# WHAT YOU SHOULD DO:
Restate the entire listing word for word.

──────── DATA LISTING ────────

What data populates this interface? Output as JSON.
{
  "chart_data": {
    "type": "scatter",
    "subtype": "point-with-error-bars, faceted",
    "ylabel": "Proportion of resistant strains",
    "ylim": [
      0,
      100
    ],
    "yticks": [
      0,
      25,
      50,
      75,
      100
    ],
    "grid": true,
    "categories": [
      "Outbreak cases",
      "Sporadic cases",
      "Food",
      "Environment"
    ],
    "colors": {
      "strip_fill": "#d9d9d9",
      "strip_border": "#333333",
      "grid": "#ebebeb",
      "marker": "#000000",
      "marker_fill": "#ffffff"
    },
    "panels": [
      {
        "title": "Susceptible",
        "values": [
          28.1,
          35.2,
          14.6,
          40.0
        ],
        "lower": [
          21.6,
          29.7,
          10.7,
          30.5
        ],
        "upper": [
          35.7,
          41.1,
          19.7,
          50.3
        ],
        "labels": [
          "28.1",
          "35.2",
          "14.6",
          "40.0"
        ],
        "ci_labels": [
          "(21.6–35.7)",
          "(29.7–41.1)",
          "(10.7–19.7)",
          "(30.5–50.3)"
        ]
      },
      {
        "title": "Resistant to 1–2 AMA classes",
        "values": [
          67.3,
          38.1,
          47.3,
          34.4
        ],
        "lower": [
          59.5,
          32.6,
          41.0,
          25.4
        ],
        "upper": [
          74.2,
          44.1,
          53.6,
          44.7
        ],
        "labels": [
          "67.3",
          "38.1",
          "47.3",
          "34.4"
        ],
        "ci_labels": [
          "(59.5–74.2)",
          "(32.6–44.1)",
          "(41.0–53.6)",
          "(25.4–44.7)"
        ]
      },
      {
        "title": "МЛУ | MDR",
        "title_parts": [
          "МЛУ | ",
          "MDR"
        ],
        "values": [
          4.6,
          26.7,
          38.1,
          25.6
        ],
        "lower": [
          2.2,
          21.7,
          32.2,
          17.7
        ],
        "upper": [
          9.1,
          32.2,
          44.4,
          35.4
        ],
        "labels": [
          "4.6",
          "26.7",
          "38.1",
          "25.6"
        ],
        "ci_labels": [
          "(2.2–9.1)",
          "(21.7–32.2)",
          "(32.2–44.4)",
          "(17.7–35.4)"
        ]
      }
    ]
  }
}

────────

# EXERCISE OUTPUT:
What data populates this interface? Output as JSON.
{
  "chart_data": {
    "type": "scatter",
    "subtype": "point-with-error-bars, faceted",
    "ylabel": "Proportion of resistant strains",
    "ylim": [
      0,
      100
    ],
    "yticks": [
      0,
      25,
      50,
      75,
      100
    ],
    "grid": true,
    "categories": [
      "Outbreak cases",
      "Sporadic cases",
      "Food",
      "Environment"
    ],
    "colors": {
      "strip_fill": "#d9d9d9",
      "strip_border": "#333333",
      "grid": "#ebebeb",
      "marker": "#000000",
      "marker_fill": "#ffffff"
    },
    "panels": [
      {
        "title": "Susceptible",
        "values": [
          28.1,
          35.2,
          14.6,
          40.0
        ],
        "lower": [
          21.6,
          29.7,
          10.7,
          30.5
        ],
        "upper": [
          35.7,
          41.1,
          19.7,
          50.3
        ],
        "labels": [
          "28.1",
          "35.2",
          "14.6",
          "40.0"
        ],
        "ci_labels": [
          "(21.6–35.7)",
          "(29.7–41.1)",
          "(10.7–19.7)",
          "(30.5–50.3)"
        ]
      },
      {
        "title": "Resistant to 1–2 AMA classes",
        "values": [
          67.3,
          38.1,
          47.3,
          34.4
        ],
        "lower": [
          59.5,
          32.6,
          41.0,
          25.4
        ],
        "upper": [
          74.2,
          44.1,
          53.6,
          44.7
        ],
        "labels": [
          "67.3",
          "38.1",
          "47.3",
          "34.4"
        ],
        "ci_labels": [
          "(59.5–74.2)",
          "(32.6–44.1)",
          "(41.0–53.6)",
          "(25.4–44.7)"
        ]
      },
      {
        "title": "МЛУ | MDR",
        "title_parts": [
          "МЛУ | ",
          "MDR"
        ],
        "values": [
          4.6,
          26.7,
          38.1,
          25.6
        ],
        "lower": [
          2.2,
          21.7,
          32.2,
          17.7
        ],
        "upper": [
          9.1,
          32.2,
          44.4,
          35.4
        ],
        "labels": [
          "4.6",
          "26.7",
          "38.1",
          "25.6"
        ],
        "ci_labels": [
          "(2.2–9.1)",
          "(21.7–32.2)",
          "(32.2–44.4)",
          "(17.7–35.4)"
        ]
      }
    ]
  }
}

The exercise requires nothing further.